Exactly repeat all the records below, omitting the images they hold.

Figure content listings
__________

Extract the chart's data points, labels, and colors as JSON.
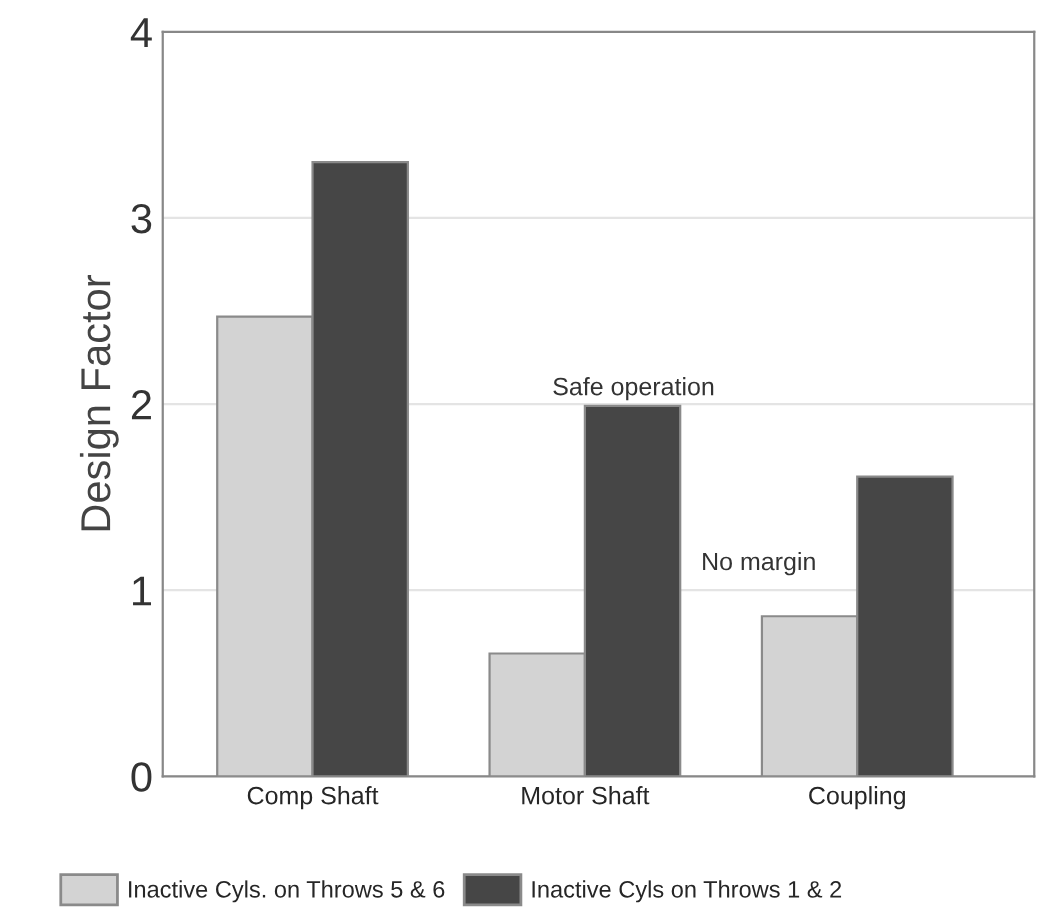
{
  "chart_data": {
    "type": "bar",
    "ylabel": "Design Factor",
    "categories": [
      "Comp Shaft",
      "Motor Shaft",
      "Coupling"
    ],
    "series": [
      {
        "name": "Inactive Cyls. on Throws 5 & 6",
        "color": "#d3d3d3",
        "values": [
          2.47,
          0.66,
          0.86
        ]
      },
      {
        "name": "Inactive Cyls on Throws 1 & 2",
        "color": "#464646",
        "values": [
          3.3,
          1.99,
          1.61
        ]
      }
    ],
    "ylim": [
      0,
      4
    ],
    "yticks": [
      0,
      1,
      2,
      3,
      4
    ],
    "grid": "y",
    "legend": "bottom",
    "annotations": [
      {
        "text": "Safe operation",
        "x": "Motor Shaft",
        "y": 2
      },
      {
        "text": "No margin",
        "x": "Coupling",
        "y": 1
      }
    ]
  }
}
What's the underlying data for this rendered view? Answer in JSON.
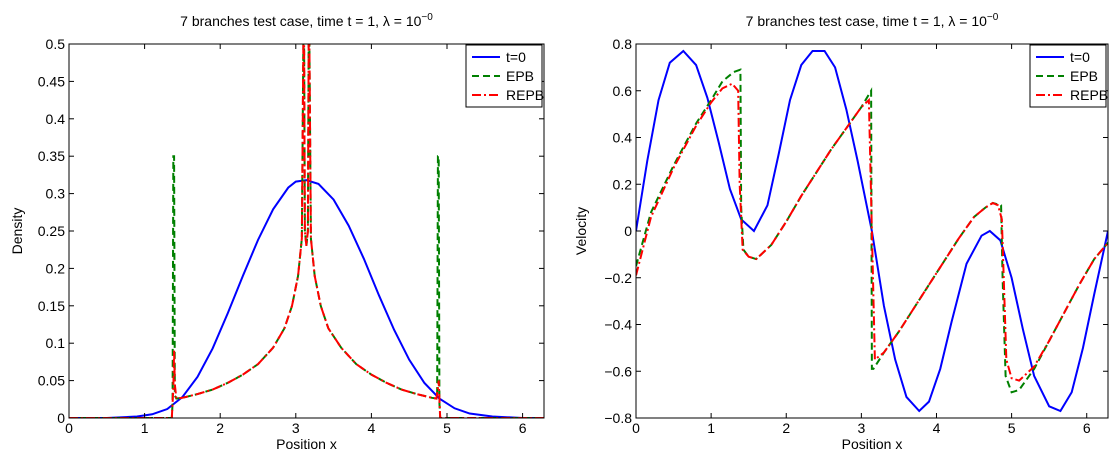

__________

[Output of the task]
Extract the chart's data points, labels, and colors as JSON.
{
  "chart_data": {
    "type": "bar",
    "ylabel": "Design Factor",
    "categories": [
      "Comp Shaft",
      "Motor Shaft",
      "Coupling"
    ],
    "series": [
      {
        "name": "Inactive Cyls. on Throws 5 & 6",
        "color": "#d3d3d3",
        "values": [
          2.47,
          0.66,
          0.86
        ]
      },
      {
        "name": "Inactive Cyls on Throws 1 & 2",
        "color": "#464646",
        "values": [
          3.3,
          1.99,
          1.61
        ]
      }
    ],
    "ylim": [
      0,
      4
    ],
    "yticks": [
      0,
      1,
      2,
      3,
      4
    ],
    "grid": "y",
    "legend": "bottom",
    "annotations": [
      {
        "text": "Safe operation",
        "x": "Motor Shaft",
        "y": 2
      },
      {
        "text": "No margin",
        "x": "Coupling",
        "y": 1
      }
    ]
  }
}
What's the underlying data for this rendered view? Answer in JSON.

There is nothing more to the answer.